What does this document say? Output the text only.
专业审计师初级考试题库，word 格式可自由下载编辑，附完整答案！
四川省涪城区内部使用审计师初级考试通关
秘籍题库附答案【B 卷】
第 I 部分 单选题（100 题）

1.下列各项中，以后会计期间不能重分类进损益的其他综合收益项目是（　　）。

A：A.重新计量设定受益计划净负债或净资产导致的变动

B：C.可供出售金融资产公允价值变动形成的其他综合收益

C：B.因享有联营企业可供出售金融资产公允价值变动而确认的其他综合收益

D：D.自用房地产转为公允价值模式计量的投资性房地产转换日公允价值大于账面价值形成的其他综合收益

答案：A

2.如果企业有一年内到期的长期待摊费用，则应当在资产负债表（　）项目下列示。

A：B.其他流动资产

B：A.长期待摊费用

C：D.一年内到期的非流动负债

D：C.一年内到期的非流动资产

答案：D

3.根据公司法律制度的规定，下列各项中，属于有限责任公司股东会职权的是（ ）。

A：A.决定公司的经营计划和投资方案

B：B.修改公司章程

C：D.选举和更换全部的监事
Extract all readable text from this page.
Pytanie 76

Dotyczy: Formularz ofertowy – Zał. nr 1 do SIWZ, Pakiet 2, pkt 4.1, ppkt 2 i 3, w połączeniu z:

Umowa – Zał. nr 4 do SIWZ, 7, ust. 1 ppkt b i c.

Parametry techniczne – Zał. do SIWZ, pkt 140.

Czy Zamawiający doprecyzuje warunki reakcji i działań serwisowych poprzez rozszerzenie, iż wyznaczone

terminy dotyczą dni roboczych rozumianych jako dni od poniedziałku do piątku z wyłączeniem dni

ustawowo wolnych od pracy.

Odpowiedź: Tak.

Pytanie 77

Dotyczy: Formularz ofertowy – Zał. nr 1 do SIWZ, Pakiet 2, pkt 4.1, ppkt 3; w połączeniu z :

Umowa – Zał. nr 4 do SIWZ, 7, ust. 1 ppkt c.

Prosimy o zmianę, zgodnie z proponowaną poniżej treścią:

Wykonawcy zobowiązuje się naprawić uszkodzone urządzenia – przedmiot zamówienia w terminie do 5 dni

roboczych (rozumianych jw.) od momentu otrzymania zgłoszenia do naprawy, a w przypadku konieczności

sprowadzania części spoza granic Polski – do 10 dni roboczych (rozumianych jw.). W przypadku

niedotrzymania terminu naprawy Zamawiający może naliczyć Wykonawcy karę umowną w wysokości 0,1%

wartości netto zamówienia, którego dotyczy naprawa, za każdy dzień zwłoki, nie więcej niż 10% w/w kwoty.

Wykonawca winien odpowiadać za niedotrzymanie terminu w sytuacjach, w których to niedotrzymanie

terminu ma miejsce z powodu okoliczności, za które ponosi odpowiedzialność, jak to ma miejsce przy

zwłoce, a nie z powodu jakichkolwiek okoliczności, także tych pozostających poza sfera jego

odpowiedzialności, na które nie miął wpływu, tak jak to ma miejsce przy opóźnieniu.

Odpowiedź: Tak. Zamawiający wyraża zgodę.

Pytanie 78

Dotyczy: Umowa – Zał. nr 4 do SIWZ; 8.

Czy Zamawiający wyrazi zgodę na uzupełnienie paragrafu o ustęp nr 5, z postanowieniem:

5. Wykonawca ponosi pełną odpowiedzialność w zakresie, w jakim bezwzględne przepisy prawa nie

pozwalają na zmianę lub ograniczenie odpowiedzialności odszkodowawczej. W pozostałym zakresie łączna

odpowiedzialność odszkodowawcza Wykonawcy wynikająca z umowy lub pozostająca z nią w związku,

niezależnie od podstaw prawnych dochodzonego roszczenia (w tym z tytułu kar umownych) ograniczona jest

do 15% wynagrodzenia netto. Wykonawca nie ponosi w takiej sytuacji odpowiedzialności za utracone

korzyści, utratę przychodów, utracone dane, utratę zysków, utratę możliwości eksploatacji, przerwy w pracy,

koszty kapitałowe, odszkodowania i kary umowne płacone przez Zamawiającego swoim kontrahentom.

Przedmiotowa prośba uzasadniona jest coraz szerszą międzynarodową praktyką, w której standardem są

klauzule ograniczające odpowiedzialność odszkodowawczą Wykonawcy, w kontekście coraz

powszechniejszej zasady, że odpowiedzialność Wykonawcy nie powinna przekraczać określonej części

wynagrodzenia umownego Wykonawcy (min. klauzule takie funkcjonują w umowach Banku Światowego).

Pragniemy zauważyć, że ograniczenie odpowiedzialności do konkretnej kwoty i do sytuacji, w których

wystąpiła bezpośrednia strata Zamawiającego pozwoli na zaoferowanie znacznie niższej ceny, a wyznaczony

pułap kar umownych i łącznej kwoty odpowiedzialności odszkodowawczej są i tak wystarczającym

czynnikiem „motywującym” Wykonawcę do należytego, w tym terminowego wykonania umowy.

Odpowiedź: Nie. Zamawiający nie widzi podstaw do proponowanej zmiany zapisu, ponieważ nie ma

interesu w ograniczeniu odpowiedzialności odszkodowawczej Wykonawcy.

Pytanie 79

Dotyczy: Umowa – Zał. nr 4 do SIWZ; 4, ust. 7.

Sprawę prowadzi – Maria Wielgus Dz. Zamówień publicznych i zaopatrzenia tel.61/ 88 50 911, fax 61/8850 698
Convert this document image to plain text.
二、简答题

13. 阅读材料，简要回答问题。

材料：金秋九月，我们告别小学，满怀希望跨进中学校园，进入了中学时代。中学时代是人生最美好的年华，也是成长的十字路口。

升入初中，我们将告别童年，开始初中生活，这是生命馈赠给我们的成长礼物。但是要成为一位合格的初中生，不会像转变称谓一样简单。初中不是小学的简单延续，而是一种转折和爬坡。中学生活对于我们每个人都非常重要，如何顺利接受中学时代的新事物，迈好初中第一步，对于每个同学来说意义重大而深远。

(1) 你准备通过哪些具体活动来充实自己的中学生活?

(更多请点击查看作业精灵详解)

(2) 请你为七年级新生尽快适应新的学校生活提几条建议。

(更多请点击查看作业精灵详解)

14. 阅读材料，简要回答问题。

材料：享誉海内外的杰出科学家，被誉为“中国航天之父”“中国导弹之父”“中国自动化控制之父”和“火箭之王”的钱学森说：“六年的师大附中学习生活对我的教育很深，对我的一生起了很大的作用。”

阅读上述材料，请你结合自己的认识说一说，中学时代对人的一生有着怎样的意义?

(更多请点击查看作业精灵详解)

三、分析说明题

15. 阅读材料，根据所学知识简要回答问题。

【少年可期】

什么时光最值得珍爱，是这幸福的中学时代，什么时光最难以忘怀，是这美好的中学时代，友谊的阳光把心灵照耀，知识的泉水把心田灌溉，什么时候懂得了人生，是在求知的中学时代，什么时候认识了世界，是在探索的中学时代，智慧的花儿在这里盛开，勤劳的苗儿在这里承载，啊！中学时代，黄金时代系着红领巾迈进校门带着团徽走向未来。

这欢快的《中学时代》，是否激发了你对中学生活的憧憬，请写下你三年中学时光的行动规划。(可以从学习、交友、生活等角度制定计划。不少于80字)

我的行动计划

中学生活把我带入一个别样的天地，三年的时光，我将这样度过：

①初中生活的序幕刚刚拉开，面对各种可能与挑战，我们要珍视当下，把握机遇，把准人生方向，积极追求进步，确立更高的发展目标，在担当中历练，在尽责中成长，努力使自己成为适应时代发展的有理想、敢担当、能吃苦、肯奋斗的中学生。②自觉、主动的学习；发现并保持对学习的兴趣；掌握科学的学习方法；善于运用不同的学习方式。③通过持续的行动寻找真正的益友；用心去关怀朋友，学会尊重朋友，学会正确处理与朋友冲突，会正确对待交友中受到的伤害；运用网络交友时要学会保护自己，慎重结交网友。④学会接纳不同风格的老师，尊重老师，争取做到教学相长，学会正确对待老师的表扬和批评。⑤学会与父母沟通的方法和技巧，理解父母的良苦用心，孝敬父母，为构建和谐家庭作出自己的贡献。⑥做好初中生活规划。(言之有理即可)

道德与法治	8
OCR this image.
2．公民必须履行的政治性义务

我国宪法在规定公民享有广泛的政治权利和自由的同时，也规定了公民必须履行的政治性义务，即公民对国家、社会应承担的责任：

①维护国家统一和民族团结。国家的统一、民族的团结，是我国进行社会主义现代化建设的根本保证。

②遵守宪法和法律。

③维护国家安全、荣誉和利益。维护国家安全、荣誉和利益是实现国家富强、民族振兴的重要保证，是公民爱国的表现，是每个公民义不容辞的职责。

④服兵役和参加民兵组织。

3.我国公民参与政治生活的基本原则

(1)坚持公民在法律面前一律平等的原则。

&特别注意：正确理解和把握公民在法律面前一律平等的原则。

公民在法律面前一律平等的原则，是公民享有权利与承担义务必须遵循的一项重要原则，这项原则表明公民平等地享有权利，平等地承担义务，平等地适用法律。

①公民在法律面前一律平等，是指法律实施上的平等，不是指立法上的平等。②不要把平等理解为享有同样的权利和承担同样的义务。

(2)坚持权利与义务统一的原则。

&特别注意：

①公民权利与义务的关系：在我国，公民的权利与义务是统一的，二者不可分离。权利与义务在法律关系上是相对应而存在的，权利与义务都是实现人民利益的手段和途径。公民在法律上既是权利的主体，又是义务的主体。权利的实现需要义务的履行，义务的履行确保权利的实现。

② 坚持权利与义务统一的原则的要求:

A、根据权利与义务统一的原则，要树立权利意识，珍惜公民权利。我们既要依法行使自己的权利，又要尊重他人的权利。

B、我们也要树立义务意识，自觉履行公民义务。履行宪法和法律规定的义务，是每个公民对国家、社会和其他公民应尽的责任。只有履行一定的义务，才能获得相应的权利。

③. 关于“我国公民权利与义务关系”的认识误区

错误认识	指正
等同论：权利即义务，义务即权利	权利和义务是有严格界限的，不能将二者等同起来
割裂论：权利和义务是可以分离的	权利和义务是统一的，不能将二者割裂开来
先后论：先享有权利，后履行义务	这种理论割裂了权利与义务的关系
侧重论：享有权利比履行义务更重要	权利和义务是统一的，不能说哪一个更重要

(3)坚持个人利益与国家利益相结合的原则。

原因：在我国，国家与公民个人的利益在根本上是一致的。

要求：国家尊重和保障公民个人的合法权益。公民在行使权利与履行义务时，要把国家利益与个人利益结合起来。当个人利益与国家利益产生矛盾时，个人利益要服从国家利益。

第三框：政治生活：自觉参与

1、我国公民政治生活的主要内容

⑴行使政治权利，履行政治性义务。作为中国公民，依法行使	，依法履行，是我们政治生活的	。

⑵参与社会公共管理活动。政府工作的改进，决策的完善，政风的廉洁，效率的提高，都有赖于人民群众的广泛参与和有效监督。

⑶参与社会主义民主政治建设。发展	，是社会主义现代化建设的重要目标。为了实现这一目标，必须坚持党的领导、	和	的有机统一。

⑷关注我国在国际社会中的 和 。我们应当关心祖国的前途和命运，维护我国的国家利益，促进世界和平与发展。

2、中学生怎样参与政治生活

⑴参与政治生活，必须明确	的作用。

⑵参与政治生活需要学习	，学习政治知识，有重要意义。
-- -- --
Give back exactly the lines from the one containing "OCR this image." to the end of the material, both ends included.

Exercise answer ▸
OCR this image.
2．公民必须履行的政治性义务

我国宪法在规定公民享有广泛的政治权利和自由的同时，也规定了公民必须履行的政治性义务，即公民对国家、社会应承担的责任：

①维护国家统一和民族团结。国家的统一、民族的团结，是我国进行社会主义现代化建设的根本保证。

②遵守宪法和法律。

③维护国家安全、荣誉和利益。维护国家安全、荣誉和利益是实现国家富强、民族振兴的重要保证，是公民爱国的表现，是每个公民义不容辞的职责。

④服兵役和参加民兵组织。

3.我国公民参与政治生活的基本原则

(1)坚持公民在法律面前一律平等的原则。

&特别注意：正确理解和把握公民在法律面前一律平等的原则。

公民在法律面前一律平等的原则，是公民享有权利与承担义务必须遵循的一项重要原则，这项原则表明公民平等地享有权利，平等地承担义务，平等地适用法律。

①公民在法律面前一律平等，是指法律实施上的平等，不是指立法上的平等。②不要把平等理解为享有同样的权利和承担同样的义务。

(2)坚持权利与义务统一的原则。

&特别注意：

①公民权利与义务的关系：在我国，公民的权利与义务是统一的，二者不可分离。权利与义务在法律关系上是相对应而存在的，权利与义务都是实现人民利益的手段和途径。公民在法律上既是权利的主体，又是义务的主体。权利的实现需要义务的履行，义务的履行确保权利的实现。

② 坚持权利与义务统一的原则的要求:

A、根据权利与义务统一的原则，要树立权利意识，珍惜公民权利。我们既要依法行使自己的权利，又要尊重他人的权利。

B、我们也要树立义务意识，自觉履行公民义务。履行宪法和法律规定的义务，是每个公民对国家、社会和其他公民应尽的责任。只有履行一定的义务，才能获得相应的权利。

③. 关于“我国公民权利与义务关系”的认识误区

错误认识	指正
等同论：权利即义务，义务即权利	权利和义务是有严格界限的，不能将二者等同起来
割裂论：权利和义务是可以分离的	权利和义务是统一的，不能将二者割裂开来
先后论：先享有权利，后履行义务	这种理论割裂了权利与义务的关系
侧重论：享有权利比履行义务更重要	权利和义务是统一的，不能说哪一个更重要

(3)坚持个人利益与国家利益相结合的原则。

原因：在我国，国家与公民个人的利益在根本上是一致的。

要求：国家尊重和保障公民个人的合法权益。公民在行使权利与履行义务时，要把国家利益与个人利益结合起来。当个人利益与国家利益产生矛盾时，个人利益要服从国家利益。

第三框：政治生活：自觉参与

1、我国公民政治生活的主要内容

⑴行使政治权利，履行政治性义务。作为中国公民，依法行使	，依法履行，是我们政治生活的	。

⑵参与社会公共管理活动。政府工作的改进，决策的完善，政风的廉洁，效率的提高，都有赖于人民群众的广泛参与和有效监督。

⑶参与社会主义民主政治建设。发展	，是社会主义现代化建设的重要目标。为了实现这一目标，必须坚持党的领导、	和	的有机统一。

⑷关注我国在国际社会中的 和 。我们应当关心祖国的前途和命运，维护我国的国家利益，促进世界和平与发展。

2、中学生怎样参与政治生活

⑴参与政治生活，必须明确	的作用。

⑵参与政治生活需要学习	，学习政治知识，有重要意义。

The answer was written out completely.